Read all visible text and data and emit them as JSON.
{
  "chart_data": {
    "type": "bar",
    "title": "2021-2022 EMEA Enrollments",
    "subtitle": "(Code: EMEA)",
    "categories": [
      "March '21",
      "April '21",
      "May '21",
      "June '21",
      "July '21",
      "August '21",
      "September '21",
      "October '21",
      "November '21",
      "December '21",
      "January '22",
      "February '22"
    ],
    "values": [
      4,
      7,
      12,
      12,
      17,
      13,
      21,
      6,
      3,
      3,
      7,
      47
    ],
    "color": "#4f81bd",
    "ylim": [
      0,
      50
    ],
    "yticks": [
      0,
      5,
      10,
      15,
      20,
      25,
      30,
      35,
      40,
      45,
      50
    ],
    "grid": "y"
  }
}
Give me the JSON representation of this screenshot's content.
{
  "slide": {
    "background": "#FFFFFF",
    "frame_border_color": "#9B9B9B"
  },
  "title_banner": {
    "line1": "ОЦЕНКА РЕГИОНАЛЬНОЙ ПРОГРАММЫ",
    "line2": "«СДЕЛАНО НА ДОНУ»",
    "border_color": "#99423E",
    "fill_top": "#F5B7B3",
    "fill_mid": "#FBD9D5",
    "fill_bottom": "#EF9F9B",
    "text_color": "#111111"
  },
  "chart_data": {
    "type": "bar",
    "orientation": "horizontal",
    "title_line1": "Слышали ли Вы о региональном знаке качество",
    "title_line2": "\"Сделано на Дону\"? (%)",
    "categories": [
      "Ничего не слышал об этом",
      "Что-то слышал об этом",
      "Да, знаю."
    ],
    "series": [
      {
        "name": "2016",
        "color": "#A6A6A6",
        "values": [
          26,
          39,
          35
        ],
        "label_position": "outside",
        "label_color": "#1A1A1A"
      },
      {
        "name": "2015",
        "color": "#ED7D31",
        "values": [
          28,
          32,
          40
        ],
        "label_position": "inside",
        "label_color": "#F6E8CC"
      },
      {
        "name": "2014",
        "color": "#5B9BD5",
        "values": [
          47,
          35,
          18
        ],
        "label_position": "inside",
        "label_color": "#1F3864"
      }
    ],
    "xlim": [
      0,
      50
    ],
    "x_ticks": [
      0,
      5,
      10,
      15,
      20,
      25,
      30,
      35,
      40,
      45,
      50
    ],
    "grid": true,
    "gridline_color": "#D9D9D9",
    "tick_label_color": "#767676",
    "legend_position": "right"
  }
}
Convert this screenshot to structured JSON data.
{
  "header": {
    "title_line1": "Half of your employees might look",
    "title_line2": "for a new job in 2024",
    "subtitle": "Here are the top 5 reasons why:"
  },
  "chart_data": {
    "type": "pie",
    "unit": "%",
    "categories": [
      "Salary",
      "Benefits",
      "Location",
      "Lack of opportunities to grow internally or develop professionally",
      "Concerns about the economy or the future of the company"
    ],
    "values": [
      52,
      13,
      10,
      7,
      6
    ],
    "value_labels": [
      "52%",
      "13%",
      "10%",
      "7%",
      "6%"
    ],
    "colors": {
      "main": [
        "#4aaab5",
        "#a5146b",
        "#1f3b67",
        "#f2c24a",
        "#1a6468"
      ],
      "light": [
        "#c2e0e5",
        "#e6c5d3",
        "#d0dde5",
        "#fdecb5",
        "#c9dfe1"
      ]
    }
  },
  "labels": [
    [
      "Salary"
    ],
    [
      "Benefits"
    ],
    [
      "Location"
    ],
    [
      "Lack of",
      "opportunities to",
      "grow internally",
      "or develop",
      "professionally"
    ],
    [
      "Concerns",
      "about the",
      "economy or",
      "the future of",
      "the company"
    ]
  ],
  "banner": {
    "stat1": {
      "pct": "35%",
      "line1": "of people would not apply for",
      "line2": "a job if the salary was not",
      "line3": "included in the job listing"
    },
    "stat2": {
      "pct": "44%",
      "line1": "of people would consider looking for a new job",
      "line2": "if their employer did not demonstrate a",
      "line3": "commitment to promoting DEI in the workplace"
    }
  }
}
+ + +
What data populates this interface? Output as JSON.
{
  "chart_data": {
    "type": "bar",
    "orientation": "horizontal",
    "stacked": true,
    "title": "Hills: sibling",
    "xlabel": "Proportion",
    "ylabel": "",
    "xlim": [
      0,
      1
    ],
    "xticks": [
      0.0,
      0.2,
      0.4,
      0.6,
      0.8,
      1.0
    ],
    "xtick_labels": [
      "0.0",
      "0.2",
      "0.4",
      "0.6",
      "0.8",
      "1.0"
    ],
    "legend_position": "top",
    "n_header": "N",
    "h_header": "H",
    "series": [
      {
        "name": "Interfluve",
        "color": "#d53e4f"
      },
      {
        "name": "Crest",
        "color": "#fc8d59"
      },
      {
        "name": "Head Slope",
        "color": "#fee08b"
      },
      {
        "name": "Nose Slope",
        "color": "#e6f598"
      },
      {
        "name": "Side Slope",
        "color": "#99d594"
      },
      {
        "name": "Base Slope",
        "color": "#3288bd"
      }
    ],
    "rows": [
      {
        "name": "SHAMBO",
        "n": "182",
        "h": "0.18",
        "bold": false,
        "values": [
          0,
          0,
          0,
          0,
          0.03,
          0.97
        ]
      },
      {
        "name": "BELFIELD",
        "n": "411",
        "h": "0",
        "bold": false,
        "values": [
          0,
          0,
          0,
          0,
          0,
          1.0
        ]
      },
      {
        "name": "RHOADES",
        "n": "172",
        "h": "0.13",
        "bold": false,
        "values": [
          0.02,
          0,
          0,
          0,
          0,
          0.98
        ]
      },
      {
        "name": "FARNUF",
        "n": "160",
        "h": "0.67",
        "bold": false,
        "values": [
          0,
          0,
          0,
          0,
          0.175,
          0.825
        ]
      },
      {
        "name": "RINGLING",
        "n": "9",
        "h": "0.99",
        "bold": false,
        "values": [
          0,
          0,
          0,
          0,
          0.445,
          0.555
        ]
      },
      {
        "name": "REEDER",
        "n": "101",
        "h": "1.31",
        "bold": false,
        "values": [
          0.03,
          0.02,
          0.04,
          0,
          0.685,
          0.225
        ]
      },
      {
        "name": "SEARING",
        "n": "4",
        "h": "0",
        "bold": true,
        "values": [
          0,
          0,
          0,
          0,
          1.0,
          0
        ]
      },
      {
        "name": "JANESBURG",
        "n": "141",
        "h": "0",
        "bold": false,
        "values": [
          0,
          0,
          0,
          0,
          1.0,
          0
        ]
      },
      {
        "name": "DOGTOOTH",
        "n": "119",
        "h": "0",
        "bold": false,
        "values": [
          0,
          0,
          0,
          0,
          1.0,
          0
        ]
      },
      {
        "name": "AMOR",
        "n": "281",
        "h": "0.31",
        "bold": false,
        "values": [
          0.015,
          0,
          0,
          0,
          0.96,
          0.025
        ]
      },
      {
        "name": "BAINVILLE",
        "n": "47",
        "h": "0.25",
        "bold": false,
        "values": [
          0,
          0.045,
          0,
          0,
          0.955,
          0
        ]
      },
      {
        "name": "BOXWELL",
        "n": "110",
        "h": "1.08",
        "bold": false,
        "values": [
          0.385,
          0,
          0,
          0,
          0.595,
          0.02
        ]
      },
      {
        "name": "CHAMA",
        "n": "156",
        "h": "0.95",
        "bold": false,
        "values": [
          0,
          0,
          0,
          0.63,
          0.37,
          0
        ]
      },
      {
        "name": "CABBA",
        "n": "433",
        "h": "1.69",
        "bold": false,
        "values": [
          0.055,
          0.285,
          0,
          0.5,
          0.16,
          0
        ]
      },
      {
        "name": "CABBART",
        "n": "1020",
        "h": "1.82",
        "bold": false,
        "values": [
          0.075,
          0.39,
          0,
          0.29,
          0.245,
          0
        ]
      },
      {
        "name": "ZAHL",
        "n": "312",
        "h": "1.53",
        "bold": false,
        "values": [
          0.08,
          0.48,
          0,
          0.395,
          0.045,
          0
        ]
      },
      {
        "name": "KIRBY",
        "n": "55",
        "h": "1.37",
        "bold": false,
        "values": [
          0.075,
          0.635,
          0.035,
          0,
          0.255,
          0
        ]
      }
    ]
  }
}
+ + +
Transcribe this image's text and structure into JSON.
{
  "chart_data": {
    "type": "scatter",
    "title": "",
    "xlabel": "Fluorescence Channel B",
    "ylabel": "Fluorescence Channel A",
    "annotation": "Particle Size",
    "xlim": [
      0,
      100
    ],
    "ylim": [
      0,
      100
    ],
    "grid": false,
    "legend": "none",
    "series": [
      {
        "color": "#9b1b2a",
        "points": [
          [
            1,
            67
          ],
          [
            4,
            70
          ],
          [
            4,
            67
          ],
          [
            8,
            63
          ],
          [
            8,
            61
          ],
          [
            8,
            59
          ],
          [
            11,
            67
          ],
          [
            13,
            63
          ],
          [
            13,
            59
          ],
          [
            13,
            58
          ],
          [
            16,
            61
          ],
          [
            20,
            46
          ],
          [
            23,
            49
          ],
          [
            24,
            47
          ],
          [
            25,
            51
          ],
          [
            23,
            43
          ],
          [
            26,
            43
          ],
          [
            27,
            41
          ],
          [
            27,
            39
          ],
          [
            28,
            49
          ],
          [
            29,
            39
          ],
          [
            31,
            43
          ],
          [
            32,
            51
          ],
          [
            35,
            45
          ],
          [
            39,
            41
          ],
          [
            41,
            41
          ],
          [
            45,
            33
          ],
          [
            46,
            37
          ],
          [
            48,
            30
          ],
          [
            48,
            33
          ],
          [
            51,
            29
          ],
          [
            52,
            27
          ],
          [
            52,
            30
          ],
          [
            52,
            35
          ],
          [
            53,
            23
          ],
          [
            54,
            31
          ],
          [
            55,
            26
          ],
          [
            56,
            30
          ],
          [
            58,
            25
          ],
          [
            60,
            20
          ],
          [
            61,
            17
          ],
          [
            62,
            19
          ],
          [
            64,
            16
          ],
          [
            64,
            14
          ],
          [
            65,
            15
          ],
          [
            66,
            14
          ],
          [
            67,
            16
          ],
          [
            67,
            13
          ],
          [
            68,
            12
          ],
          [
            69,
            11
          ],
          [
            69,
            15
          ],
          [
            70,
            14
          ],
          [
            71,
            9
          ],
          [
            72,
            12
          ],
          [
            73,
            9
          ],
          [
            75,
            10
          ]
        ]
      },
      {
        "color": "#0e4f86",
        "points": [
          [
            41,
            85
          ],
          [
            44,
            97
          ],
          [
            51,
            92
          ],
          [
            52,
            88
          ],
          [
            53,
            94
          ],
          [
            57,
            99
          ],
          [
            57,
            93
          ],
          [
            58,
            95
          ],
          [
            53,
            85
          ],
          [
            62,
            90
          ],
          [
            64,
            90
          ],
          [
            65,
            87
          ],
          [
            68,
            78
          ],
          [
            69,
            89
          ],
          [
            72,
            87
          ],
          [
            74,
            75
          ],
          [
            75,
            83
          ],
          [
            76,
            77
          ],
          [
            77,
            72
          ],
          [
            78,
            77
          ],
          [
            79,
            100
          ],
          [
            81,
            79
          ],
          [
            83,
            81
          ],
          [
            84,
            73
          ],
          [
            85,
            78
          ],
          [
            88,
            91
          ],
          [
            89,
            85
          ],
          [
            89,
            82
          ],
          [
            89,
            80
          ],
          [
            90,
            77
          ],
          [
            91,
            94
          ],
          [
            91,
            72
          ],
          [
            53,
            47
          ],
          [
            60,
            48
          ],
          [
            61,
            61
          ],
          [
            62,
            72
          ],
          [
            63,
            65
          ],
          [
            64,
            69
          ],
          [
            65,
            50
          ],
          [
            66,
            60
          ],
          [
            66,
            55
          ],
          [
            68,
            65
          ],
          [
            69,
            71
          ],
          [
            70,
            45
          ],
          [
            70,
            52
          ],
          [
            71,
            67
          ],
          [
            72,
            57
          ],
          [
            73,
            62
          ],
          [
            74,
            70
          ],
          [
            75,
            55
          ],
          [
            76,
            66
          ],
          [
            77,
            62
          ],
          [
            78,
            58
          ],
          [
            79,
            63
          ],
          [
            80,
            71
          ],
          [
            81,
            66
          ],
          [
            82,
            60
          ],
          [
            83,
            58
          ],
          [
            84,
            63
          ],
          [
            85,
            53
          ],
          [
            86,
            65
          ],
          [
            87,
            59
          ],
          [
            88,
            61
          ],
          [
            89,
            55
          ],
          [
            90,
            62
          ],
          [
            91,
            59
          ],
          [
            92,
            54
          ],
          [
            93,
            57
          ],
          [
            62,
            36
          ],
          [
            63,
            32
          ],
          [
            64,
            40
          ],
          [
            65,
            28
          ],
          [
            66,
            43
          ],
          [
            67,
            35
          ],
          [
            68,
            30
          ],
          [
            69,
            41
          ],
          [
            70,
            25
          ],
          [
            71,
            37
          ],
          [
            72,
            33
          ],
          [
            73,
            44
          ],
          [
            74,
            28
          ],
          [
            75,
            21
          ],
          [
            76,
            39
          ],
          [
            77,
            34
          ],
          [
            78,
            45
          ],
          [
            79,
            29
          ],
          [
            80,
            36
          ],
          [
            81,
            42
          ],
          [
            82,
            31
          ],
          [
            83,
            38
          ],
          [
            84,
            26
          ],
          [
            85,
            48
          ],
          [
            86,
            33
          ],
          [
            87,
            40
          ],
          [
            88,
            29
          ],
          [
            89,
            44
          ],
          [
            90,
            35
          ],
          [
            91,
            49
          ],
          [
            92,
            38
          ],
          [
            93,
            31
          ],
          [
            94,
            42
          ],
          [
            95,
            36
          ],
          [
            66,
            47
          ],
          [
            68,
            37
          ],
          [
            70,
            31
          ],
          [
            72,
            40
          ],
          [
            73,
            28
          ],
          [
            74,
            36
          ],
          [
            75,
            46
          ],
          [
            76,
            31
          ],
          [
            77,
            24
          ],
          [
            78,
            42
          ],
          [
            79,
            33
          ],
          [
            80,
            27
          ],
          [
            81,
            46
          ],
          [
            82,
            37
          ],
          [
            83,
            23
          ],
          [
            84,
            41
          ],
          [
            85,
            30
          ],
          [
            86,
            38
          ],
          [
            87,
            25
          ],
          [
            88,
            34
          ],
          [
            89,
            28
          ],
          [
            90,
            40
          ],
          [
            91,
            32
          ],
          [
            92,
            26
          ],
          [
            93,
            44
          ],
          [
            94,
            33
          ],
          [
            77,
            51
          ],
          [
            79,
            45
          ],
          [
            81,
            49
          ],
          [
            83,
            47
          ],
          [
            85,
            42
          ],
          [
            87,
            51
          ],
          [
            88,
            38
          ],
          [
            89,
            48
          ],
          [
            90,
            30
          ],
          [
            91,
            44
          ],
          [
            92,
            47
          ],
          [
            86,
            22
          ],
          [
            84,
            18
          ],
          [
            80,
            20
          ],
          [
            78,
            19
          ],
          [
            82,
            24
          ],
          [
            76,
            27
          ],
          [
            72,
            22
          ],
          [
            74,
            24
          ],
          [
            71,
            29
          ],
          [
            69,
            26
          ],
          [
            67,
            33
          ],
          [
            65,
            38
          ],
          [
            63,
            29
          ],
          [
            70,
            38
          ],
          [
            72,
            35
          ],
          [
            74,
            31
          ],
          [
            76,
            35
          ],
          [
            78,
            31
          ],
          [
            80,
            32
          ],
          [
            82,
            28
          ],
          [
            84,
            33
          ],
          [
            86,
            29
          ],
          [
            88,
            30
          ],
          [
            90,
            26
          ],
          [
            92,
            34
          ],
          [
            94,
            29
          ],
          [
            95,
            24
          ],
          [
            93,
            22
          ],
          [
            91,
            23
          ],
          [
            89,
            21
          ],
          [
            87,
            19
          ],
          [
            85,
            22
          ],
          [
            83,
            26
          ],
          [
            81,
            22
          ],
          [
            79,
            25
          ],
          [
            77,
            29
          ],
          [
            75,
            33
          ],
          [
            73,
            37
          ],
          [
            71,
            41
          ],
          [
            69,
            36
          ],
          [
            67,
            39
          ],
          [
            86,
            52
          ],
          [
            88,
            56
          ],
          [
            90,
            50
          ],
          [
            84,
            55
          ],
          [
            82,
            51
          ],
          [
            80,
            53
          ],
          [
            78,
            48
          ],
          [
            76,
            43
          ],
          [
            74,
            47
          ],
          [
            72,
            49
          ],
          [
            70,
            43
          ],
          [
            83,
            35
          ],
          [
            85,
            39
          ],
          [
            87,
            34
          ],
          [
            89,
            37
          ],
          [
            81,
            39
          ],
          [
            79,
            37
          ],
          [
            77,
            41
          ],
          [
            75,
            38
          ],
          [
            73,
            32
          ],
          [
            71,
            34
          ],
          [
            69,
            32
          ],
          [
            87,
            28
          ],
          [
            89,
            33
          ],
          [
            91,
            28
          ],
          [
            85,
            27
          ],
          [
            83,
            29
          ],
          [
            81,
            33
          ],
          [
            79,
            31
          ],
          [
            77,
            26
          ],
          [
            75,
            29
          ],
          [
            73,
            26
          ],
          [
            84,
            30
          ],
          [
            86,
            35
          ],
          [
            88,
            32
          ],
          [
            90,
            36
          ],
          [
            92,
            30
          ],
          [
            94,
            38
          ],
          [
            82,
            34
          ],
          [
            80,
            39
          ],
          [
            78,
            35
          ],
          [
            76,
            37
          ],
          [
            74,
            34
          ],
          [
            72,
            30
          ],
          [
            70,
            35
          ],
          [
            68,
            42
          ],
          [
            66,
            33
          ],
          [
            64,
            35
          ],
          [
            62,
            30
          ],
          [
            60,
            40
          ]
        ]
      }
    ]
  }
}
+ + +
**Directions for this task**
Look for the word "Slope" in every line of the listing and copy the lines that have it.

**The output**
        "name": "Head Slope",
        "name": "Nose Slope",
        "name": "Side Slope",
        "name": "Base Slope",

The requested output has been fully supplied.